■ WHAT THIS TASK INVOLVES ■
Output each line of the material below as one string in a JSON list, leaving out blank lines and the pictures.

Spatial annotation entries
__________
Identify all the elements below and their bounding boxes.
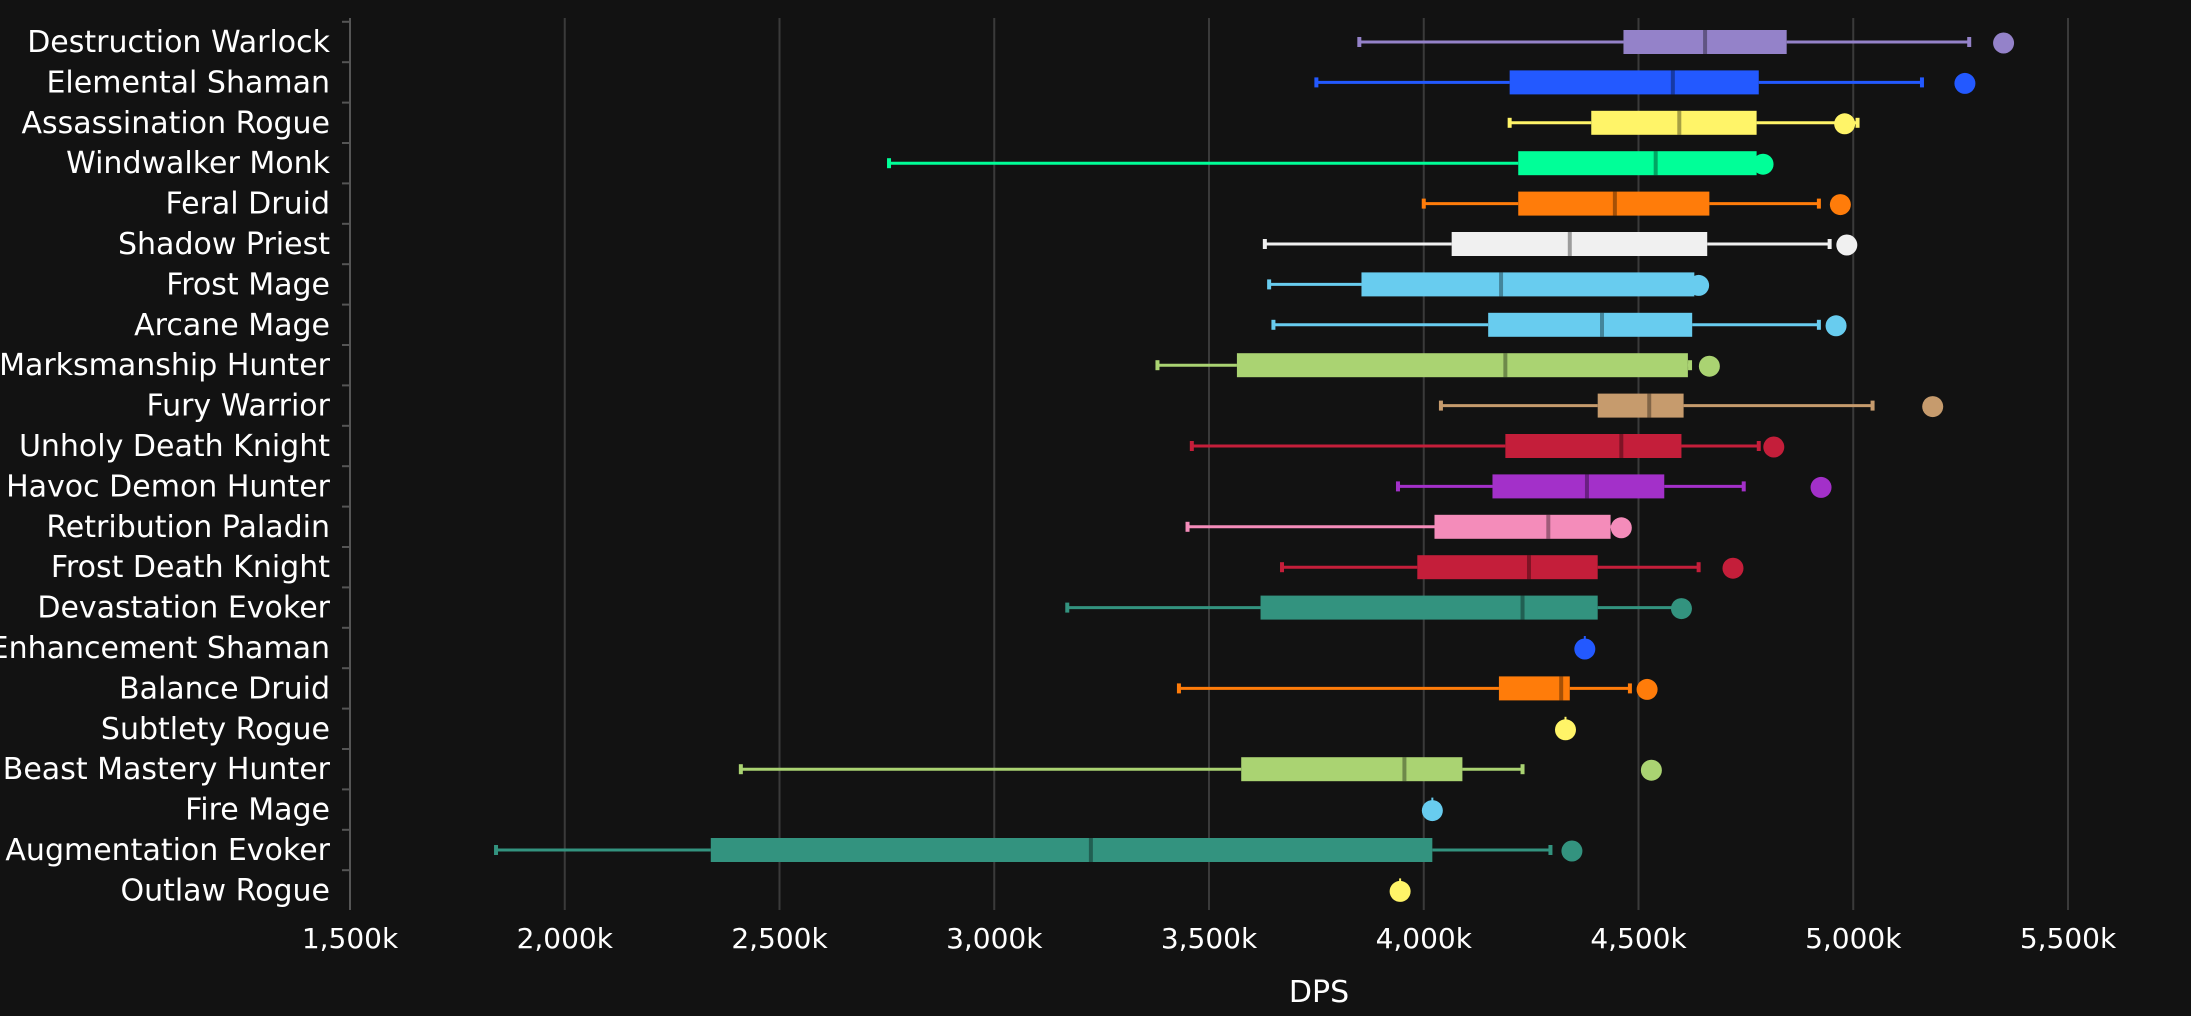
box-assassination-rogue [1507, 110, 1860, 135]
box-marksmanship-hunter [1155, 353, 1720, 378]
max-point [1836, 234, 1858, 256]
max-point [1954, 72, 1976, 94]
box-iqr [1361, 272, 1695, 297]
category-label: Devastation Evoker [37, 591, 330, 626]
box-shadow-priest [1262, 232, 1858, 256]
category-label: Balance Druid [119, 671, 330, 706]
box-iqr [1492, 474, 1665, 499]
category-label: Beast Mastery Hunter [3, 752, 331, 787]
category-label: Frost Mage [166, 267, 330, 302]
max-point [1993, 32, 2015, 54]
box-iqr [1591, 110, 1757, 135]
box-iqr [1488, 312, 1693, 337]
y-axis [342, 18, 351, 910]
category-label: Marksmanship Hunter [0, 348, 331, 383]
x-tick-label: 3,000k [946, 922, 1043, 955]
max-point [1389, 880, 1411, 902]
category-label: Arcane Mage [134, 308, 330, 343]
max-point [1810, 476, 1832, 498]
box-retribution-paladin [1185, 514, 1632, 539]
x-tick-label: 2,500k [731, 922, 828, 955]
box-balance-druid [1176, 676, 1658, 701]
box-havoc-demon-hunter [1395, 474, 1832, 499]
max-point [1640, 759, 1662, 781]
box-unholy-death-knight [1189, 434, 1785, 458]
max-point [1670, 598, 1692, 620]
category-label: Frost Death Knight [51, 550, 330, 585]
x-tick-label: 4,000k [1376, 922, 1473, 955]
max-point [1610, 517, 1632, 539]
box-devastation-evoker [1065, 595, 1692, 620]
box-subtlety-rogue [1554, 716, 1576, 741]
box-fury-warrior [1438, 393, 1944, 418]
max-point [1688, 274, 1710, 296]
x-axis-title: DPS [1289, 975, 1349, 1010]
category-label: Augmentation Evoker [5, 833, 330, 868]
box-iqr [1505, 434, 1682, 458]
max-point [1561, 840, 1583, 862]
category-label: Fury Warrior [146, 389, 330, 424]
max-point [1825, 315, 1847, 337]
max-point [1698, 355, 1720, 377]
box-beast-mastery-hunter [738, 757, 1662, 782]
category-label: Fire Mage [185, 793, 330, 828]
x-axis-ticks: 1,500k 2,000k 2,500k 3,000k 3,500k 4,000k 4,50… [302, 922, 2117, 955]
category-label: Havoc Demon Hunter [6, 469, 331, 504]
box-iqr [1597, 393, 1684, 418]
box-windwalker-monk [887, 151, 1774, 176]
max-point [1554, 719, 1576, 741]
category-label: Feral Druid [166, 187, 331, 222]
box-feral-druid [1421, 191, 1851, 216]
box-iqr [1623, 30, 1787, 54]
x-tick-label: 1,500k [302, 922, 399, 955]
box-iqr [1451, 232, 1708, 256]
box-fire-mage [1421, 797, 1443, 822]
box-frost-mage [1267, 272, 1710, 297]
box-iqr [1518, 191, 1710, 216]
box-iqr [1236, 353, 1688, 378]
box-iqr [1417, 555, 1598, 580]
max-point [1752, 153, 1774, 175]
max-point [1574, 638, 1596, 660]
x-tick-label: 5,500k [2020, 922, 2117, 955]
box-iqr [1518, 151, 1757, 176]
box-arcane-mage [1271, 312, 1847, 337]
max-point [1834, 113, 1856, 135]
category-label: Outlaw Rogue [120, 873, 330, 908]
max-point [1829, 194, 1851, 216]
box-iqr [1509, 70, 1759, 95]
category-label: Windwalker Monk [66, 146, 331, 181]
max-point [1636, 678, 1658, 700]
box-iqr [1434, 514, 1611, 539]
x-tick-label: 3,500k [1161, 922, 1258, 955]
max-point [1922, 396, 1944, 418]
category-label: Retribution Paladin [46, 510, 330, 545]
x-tick-label: 4,500k [1590, 922, 1687, 955]
box-frost-death-knight [1280, 555, 1744, 580]
box-destruction-warlock [1357, 30, 2015, 54]
max-point [1722, 557, 1744, 579]
box-iqr [1260, 595, 1598, 620]
box-outlaw-rogue [1389, 878, 1411, 902]
category-label: Enhancement Shaman [0, 631, 330, 666]
category-label: Shadow Priest [118, 227, 330, 262]
x-tick-label: 2,000k [517, 922, 614, 955]
category-label: Destruction Warlock [27, 25, 330, 60]
category-label: Unholy Death Knight [19, 429, 330, 464]
box-iqr [1498, 676, 1570, 701]
box-augmentation-evoker [494, 838, 1583, 862]
box-iqr [1241, 757, 1463, 782]
category-labels: Destruction Warlock Elemental Shaman Assas… [0, 25, 331, 908]
box-iqr [710, 838, 1433, 862]
box-enhancement-shaman [1574, 636, 1596, 660]
x-tick-label: 5,000k [1805, 922, 1902, 955]
max-point [1421, 800, 1443, 822]
category-label: Elemental Shaman [46, 65, 330, 100]
box-elemental-shaman [1314, 70, 1976, 95]
max-point [1763, 436, 1785, 458]
plot-area [494, 30, 2015, 902]
category-label: Assassination Rogue [21, 106, 330, 141]
category-label: Subtlety Rogue [101, 712, 330, 747]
__________
■ CORRECT RESPONSE ■
[
  "Identify all the elements below and their bounding boxes.",
  "box-assassination-rogue [1507, 110, 1860, 135]",
  "box-marksmanship-hunter [1155, 353, 1720, 378]",
  "max-point [1836, 234, 1858, 256]",
  "max-point [1954, 72, 1976, 94]",
  "box-iqr [1361, 272, 1695, 297]",
  "category-label: Devastation Evoker [37, 591, 330, 626]",
  "box-shadow-priest [1262, 232, 1858, 256]",
  "category-label: Balance Druid [119, 671, 330, 706]",
  "box-iqr [1492, 474, 1665, 499]",
  "category-label: Beast Mastery Hunter [3, 752, 331, 787]",
  "category-label: Frost Mage [166, 267, 330, 302]",
  "max-point [1993, 32, 2015, 54]",
  "box-iqr [1591, 110, 1757, 135]",
  "box-iqr [1488, 312, 1693, 337]",
  "y-axis [342, 18, 351, 910]",
  "category-label: Marksmanship Hunter [0, 348, 331, 383]",
  "x-tick-label: 3,000k [946, 922, 1043, 955]",
  "max-point [1389, 880, 1411, 902]",
  "category-label: Arcane Mage [134, 308, 330, 343]",
  "max-point [1810, 476, 1832, 498]",
  "box-retribution-paladin [1185, 514, 1632, 539]",
  "x-tick-label: 2,500k [731, 922, 828, 955]",
  "box-balance-druid [1176, 676, 1658, 701]",
  "box-havoc-demon-hunter [1395, 474, 1832, 499]",
  "max-point [1640, 759, 1662, 781]",
  "box-unholy-death-knight [1189, 434, 1785, 458]",
  "max-point [1670, 598, 1692, 620]",
  "category-label: Frost Death Knight [51, 550, 330, 585]",
  "x-tick-label: 4,000k [1376, 922, 1473, 955]",
  "max-point [1610, 517, 1632, 539]",
  "box-devastation-evoker [1065, 595, 1692, 620]",
  "box-subtlety-rogue [1554, 716, 1576, 741]",
  "box-fury-warrior [1438, 393, 1944, 418]",
  "max-point [1688, 274, 1710, 296]",
  "x-axis-title: DPS [1289, 975, 1349, 1010]",
  "category-label: Augmentation Evoker [5, 833, 330, 868]",
  "box-iqr [1505, 434, 1682, 458]",
  "max-point [1561, 840, 1583, 862]",
  "category-label: Fury Warrior [146, 389, 330, 424]",
  "max-point [1825, 315, 1847, 337]",
  "max-point [1698, 355, 1720, 377]",
  "box-beast-mastery-hunter [738, 757, 1662, 782]",
  "category-label: Fire Mage [185, 793, 330, 828]",
  "x-axis-ticks: 1,500k 2,000k 2,500k 3,000k 3,500k 4,000k 4,50… [302, 922, 2117, 955]",
  "category-label: Havoc Demon Hunter [6, 469, 331, 504]",
  "box-iqr [1597, 393, 1684, 418]",
  "box-windwalker-monk [887, 151, 1774, 176]",
  "max-point [1554, 719, 1576, 741]",
  "category-label: Feral Druid [166, 187, 331, 222]",
  "box-feral-druid [1421, 191, 1851, 216]",
  "box-iqr [1623, 30, 1787, 54]",
  "x-tick-label: 1,500k [302, 922, 399, 955]",
  "box-iqr [1451, 232, 1708, 256]",
  "box-fire-mage [1421, 797, 1443, 822]",
  "box-frost-mage [1267, 272, 1710, 297]",
  "box-iqr [1518, 191, 1710, 216]",
  "box-iqr [1236, 353, 1688, 378]",
  "box-iqr [1417, 555, 1598, 580]",
  "max-point [1752, 153, 1774, 175]",
  "max-point [1574, 638, 1596, 660]",
  "x-tick-label: 5,500k [2020, 922, 2117, 955]",
  "box-iqr [1518, 151, 1757, 176]",
  "box-arcane-mage [1271, 312, 1847, 337]",
  "max-point [1834, 113, 1856, 135]",
  "category-label: Outlaw Rogue [120, 873, 330, 908]",
  "max-point [1829, 194, 1851, 216]",
  "box-iqr [1509, 70, 1759, 95]",
  "category-label: Windwalker Monk [66, 146, 331, 181]",
  "max-point [1636, 678, 1658, 700]",
  "box-iqr [1434, 514, 1611, 539]",
  "x-tick-label: 3,500k [1161, 922, 1258, 955]",
  "max-point [1922, 396, 1944, 418]",
  "category-label: Retribution Paladin [46, 510, 330, 545]",
  "x-tick-label: 4,500k [1590, 922, 1687, 955]",
  "box-frost-death-knight [1280, 555, 1744, 580]",
  "box-destruction-warlock [1357, 30, 2015, 54]",
  "max-point [1722, 557, 1744, 579]",
  "box-iqr [1260, 595, 1598, 620]",
  "box-outlaw-rogue [1389, 878, 1411, 902]",
  "category-label: Enhancement Shaman [0, 631, 330, 666]",
  "category-label: Shadow Priest [118, 227, 330, 262]",
  "x-tick-label: 2,000k [517, 922, 614, 955]",
  "category-label: Destruction Warlock [27, 25, 330, 60]",
  "category-label: Unholy Death Knight [19, 429, 330, 464]",
  "box-iqr [1498, 676, 1570, 701]",
  "box-augmentation-evoker [494, 838, 1583, 862]",
  "box-iqr [1241, 757, 1463, 782]",
  "category-labels: Destruction Warlock Elemental Shaman Assas… [0, 25, 331, 908]",
  "box-iqr [710, 838, 1433, 862]",
  "box-enhancement-shaman [1574, 636, 1596, 660]",
  "x-tick-label: 5,000k [1805, 922, 1902, 955]",
  "max-point [1421, 800, 1443, 822]",
  "category-label: Elemental Shaman [46, 65, 330, 100]",
  "box-elemental-shaman [1314, 70, 1976, 95]",
  "max-point [1763, 436, 1785, 458]",
  "plot-area [494, 30, 2015, 902]",
  "category-label: Assassination Rogue [21, 106, 330, 141]",
  "category-label: Subtlety Rogue [101, 712, 330, 747]"
]